**DATA FOR THE TASK**
--- BEGIN ---
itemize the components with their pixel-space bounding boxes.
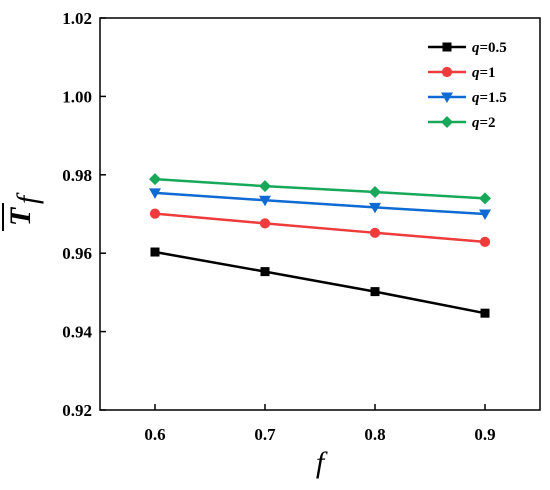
legend-label: q=0.5 [472,40,507,56]
data-point [369,227,381,238]
series-q=1 [149,208,491,247]
y-tick-label: 0.94 [62,323,92,342]
y-axis-title: Tf [2,192,44,231]
legend-item: q=1 [428,65,496,81]
y-axis-title-main: T [4,206,37,226]
data-point [259,180,271,193]
x-axis-title: f [316,446,328,479]
data-point [259,195,271,207]
series-line [154,212,486,244]
y-axis-title-subscript: f [11,192,44,204]
x-tick-label: 0.8 [364,425,385,444]
legend-var: q [472,65,480,81]
legend-label: q=1.5 [472,90,507,106]
legend-var: q [472,115,480,131]
series-q=0.5 [150,247,490,318]
data-point [479,236,491,247]
ticks: 0.6 0.7 0.8 0.9 0.92 0.94 0.96 0.98 1.00 1.02 [62,9,495,444]
series-line [154,250,486,315]
legend-item: q=2 [428,115,496,131]
series-q=2 [149,173,491,205]
legend-marker [441,116,453,128]
y-tick-label: 0.92 [62,401,92,420]
legend-var: q [472,40,480,56]
axes [99,17,541,411]
legend-value: =1.5 [480,90,507,106]
legend-label: q=1 [472,65,496,81]
y-tick-label: 1.02 [62,9,92,28]
legend-item: q=1.5 [428,90,507,106]
data-point [369,186,381,199]
series-line [154,177,486,200]
legend-value: =2 [480,115,496,131]
x-tick-label: 0.6 [144,425,165,444]
legend-marker [442,42,452,52]
legend-value: =1 [480,65,496,81]
legend-value: =0.5 [480,40,507,56]
series-line [154,191,486,216]
y-tick-label: 1.00 [62,87,92,106]
data-point [149,188,161,199]
legend-item: q=0.5 [428,40,507,56]
y-tick-label: 0.98 [62,166,92,185]
data-point [370,287,380,297]
data-point [149,208,161,219]
plot-frame [99,17,541,411]
legend-marker [441,92,453,103]
series-q=1.5 [149,188,491,220]
data-point [369,202,381,214]
data-point [479,209,491,220]
data-point [259,218,271,229]
data-point [150,247,160,257]
series-group [149,173,491,318]
data-point [260,267,270,277]
legend-var: q [472,90,480,106]
y-tick-label: 0.96 [62,244,92,263]
legend: q=0.5q=1q=1.5q=2 [428,40,507,131]
data-point [479,192,491,205]
x-tick-label: 0.9 [474,425,495,444]
legend-marker [441,66,453,78]
data-point [149,173,161,186]
legend-label: q=2 [472,115,496,131]
data-point [480,308,490,318]
x-tick-label: 0.7 [254,425,276,444]
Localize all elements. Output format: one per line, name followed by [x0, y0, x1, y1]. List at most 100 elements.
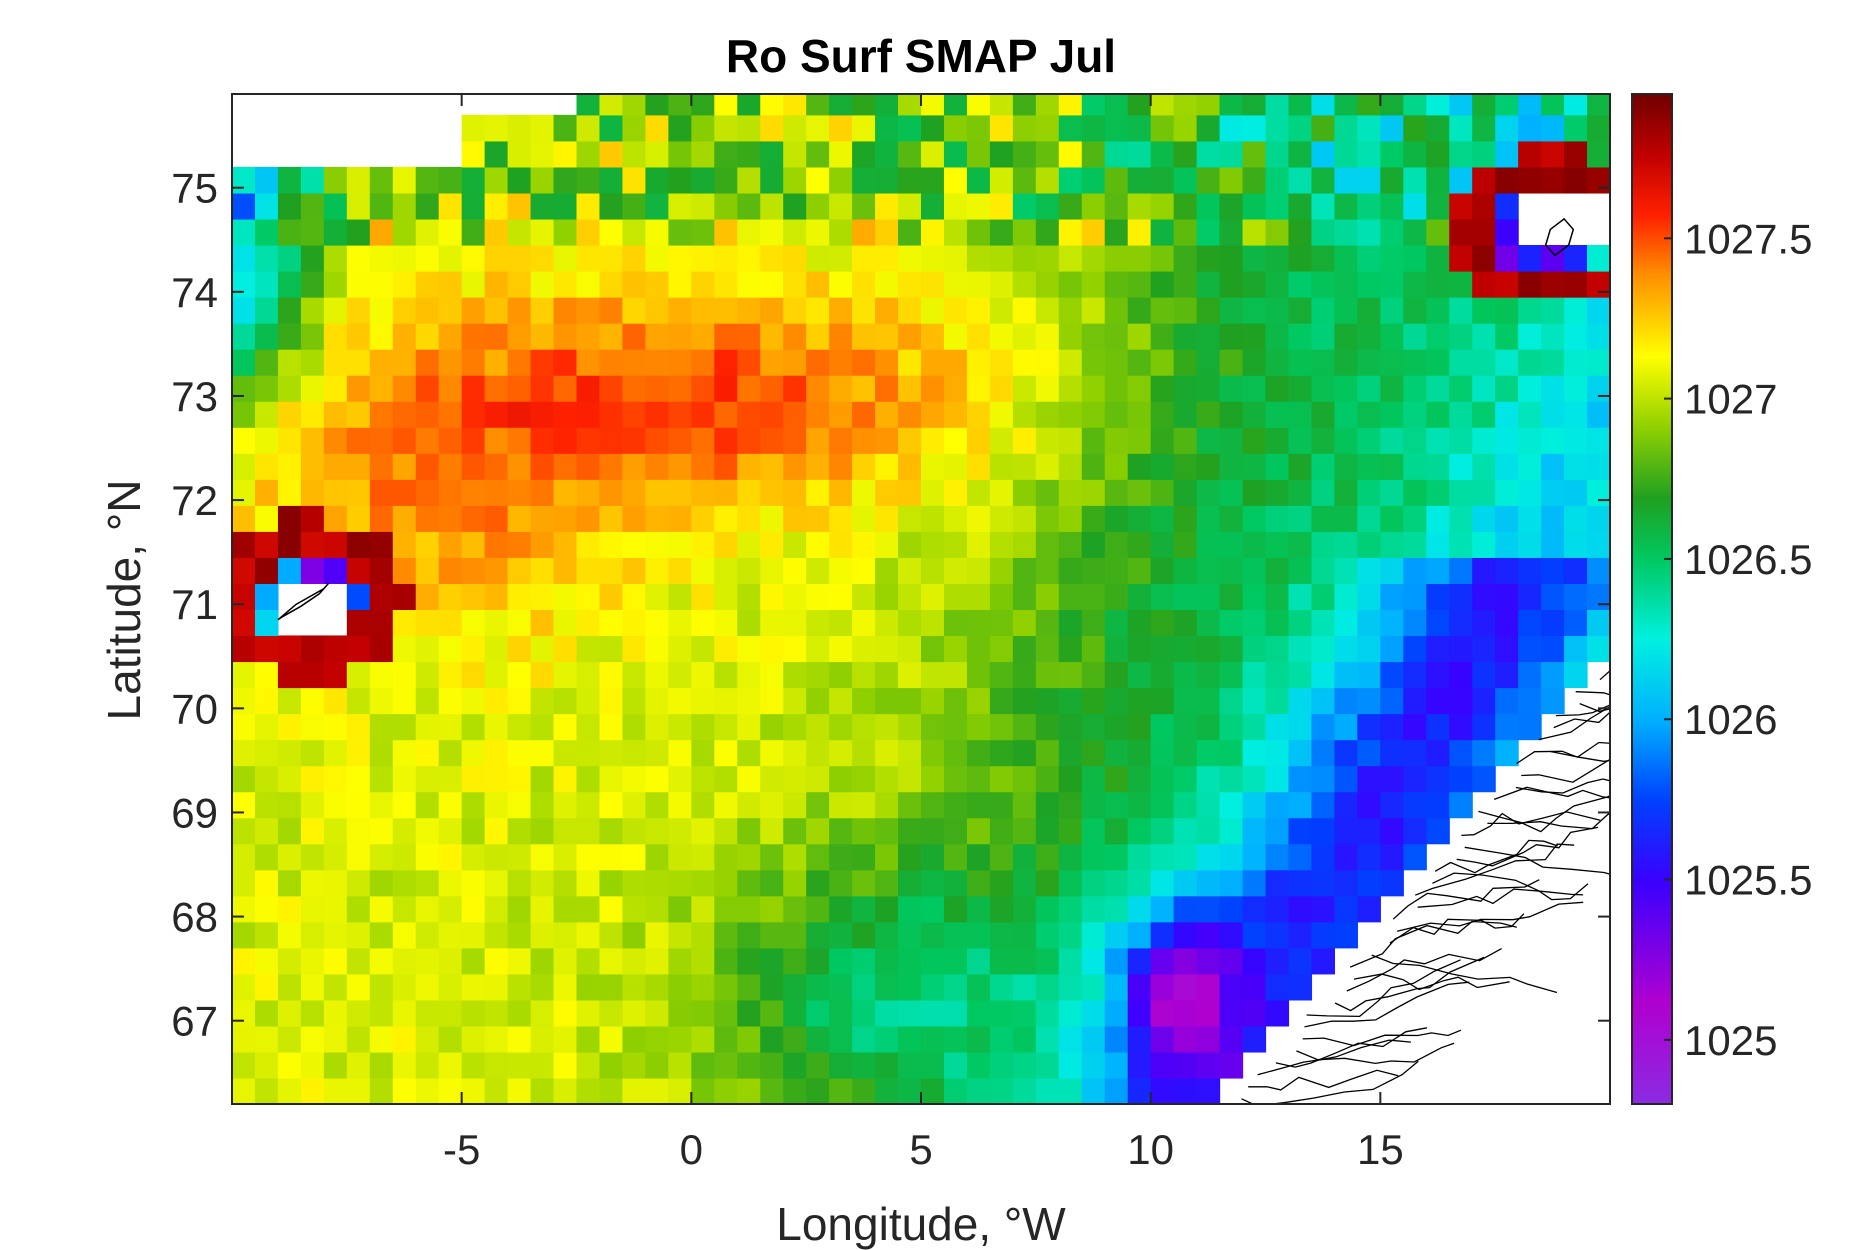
heatmap-cell	[760, 349, 784, 376]
heatmap-cell	[1357, 844, 1381, 871]
heatmap-cell	[990, 844, 1014, 871]
heatmap-cell	[370, 714, 394, 741]
heatmap-cell	[393, 349, 417, 376]
heatmap-cell	[1036, 245, 1060, 272]
heatmap-cell	[875, 219, 899, 246]
heatmap-cell	[1197, 349, 1221, 376]
heatmap-cell	[622, 661, 646, 688]
heatmap-cell	[990, 870, 1014, 897]
heatmap-cell	[1334, 714, 1358, 741]
heatmap-cell	[1311, 844, 1335, 871]
heatmap-cell	[829, 141, 853, 168]
heatmap-cell	[1243, 688, 1267, 715]
heatmap-cell	[1288, 531, 1312, 558]
heatmap-cell	[783, 349, 807, 376]
heatmap-cell	[783, 453, 807, 480]
heatmap-cell	[1082, 818, 1106, 845]
heatmap-cell	[255, 844, 279, 871]
heatmap-cell	[1243, 583, 1267, 610]
heatmap-cell	[416, 219, 440, 246]
heatmap-cell	[944, 922, 968, 949]
heatmap-cell	[599, 219, 623, 246]
heatmap-cell	[1059, 219, 1083, 246]
heatmap-cell	[1082, 635, 1106, 662]
heatmap-cell	[1243, 349, 1267, 376]
heatmap-cell	[531, 557, 555, 584]
heatmap-cell	[255, 1078, 279, 1105]
heatmap-cell	[278, 557, 302, 584]
heatmap-cell	[1151, 922, 1175, 949]
heatmap-cell	[1151, 870, 1175, 897]
colorbar-tick-label: 1025.5	[1684, 857, 1812, 904]
heatmap-cell	[737, 896, 761, 923]
coastline-segment	[1347, 949, 1502, 991]
heatmap-cell	[622, 349, 646, 376]
heatmap-cell	[1059, 349, 1083, 376]
heatmap-cell	[691, 89, 715, 116]
heatmap-cell	[1472, 609, 1496, 636]
heatmap-cell	[1174, 167, 1198, 194]
heatmap-cell	[278, 661, 302, 688]
heatmap-cell	[1334, 193, 1358, 220]
heatmap-cell	[416, 401, 440, 428]
heatmap-cell	[278, 245, 302, 272]
heatmap-cell	[1197, 896, 1221, 923]
heatmap-cell	[393, 922, 417, 949]
heatmap-cell	[829, 219, 853, 246]
heatmap-cell	[783, 688, 807, 715]
heatmap-cell	[921, 375, 945, 402]
heatmap-cell	[714, 89, 738, 116]
heatmap-cell	[1105, 505, 1129, 532]
heatmap-cell	[1518, 557, 1542, 584]
heatmap-cell	[1128, 89, 1152, 116]
heatmap-cell	[1311, 948, 1335, 975]
heatmap-cell	[967, 557, 991, 584]
heatmap-cell	[645, 167, 669, 194]
heatmap-cell	[1197, 323, 1221, 350]
heatmap-cell	[1036, 609, 1060, 636]
heatmap-cell	[1380, 609, 1404, 636]
heatmap-cell	[255, 557, 279, 584]
heatmap-cell	[944, 583, 968, 610]
heatmap-cell	[554, 219, 578, 246]
heatmap-cell	[760, 245, 784, 272]
heatmap-cell	[1220, 870, 1244, 897]
heatmap-cell	[1105, 297, 1129, 324]
heatmap-cell	[1380, 583, 1404, 610]
heatmap-cell	[508, 818, 532, 845]
heatmap-cell	[485, 896, 509, 923]
heatmap-cell	[1449, 401, 1473, 428]
heatmap-cell	[1151, 583, 1175, 610]
heatmap-cell	[1541, 479, 1565, 506]
heatmap-cell	[439, 531, 463, 558]
heatmap-cell	[393, 974, 417, 1001]
heatmap-cell	[1311, 714, 1335, 741]
heatmap-cell	[760, 896, 784, 923]
heatmap-cell	[1013, 479, 1037, 506]
heatmap-cell	[645, 115, 669, 142]
heatmap-cell	[1266, 141, 1290, 168]
heatmap-cell	[531, 245, 555, 272]
heatmap-cell	[1449, 323, 1473, 350]
heatmap-cell	[944, 1078, 968, 1105]
heatmap-cell	[1128, 1026, 1152, 1053]
heatmap-cell	[393, 167, 417, 194]
heatmap-cell	[760, 609, 784, 636]
heatmap-cell	[1151, 688, 1175, 715]
heatmap-cell	[1036, 427, 1060, 454]
heatmap-cell	[508, 844, 532, 871]
heatmap-cell	[1151, 479, 1175, 506]
heatmap-cell	[1128, 323, 1152, 350]
heatmap-cell	[1013, 974, 1037, 1001]
heatmap-cell	[1449, 661, 1473, 688]
heatmap-cell	[737, 479, 761, 506]
heatmap-cell	[806, 505, 830, 532]
heatmap-cell	[324, 1078, 348, 1105]
heatmap-cell	[301, 245, 325, 272]
heatmap-cell	[967, 974, 991, 1001]
heatmap-cell	[1036, 714, 1060, 741]
heatmap-cell	[852, 792, 876, 819]
heatmap-cell	[1426, 479, 1450, 506]
heatmap-cell	[1013, 948, 1037, 975]
heatmap-cell	[944, 635, 968, 662]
--- END ---
**STATED TASK**
Please count the lines in the items above that contain the string "title" and give only that number.

**FULL ANSWER**
4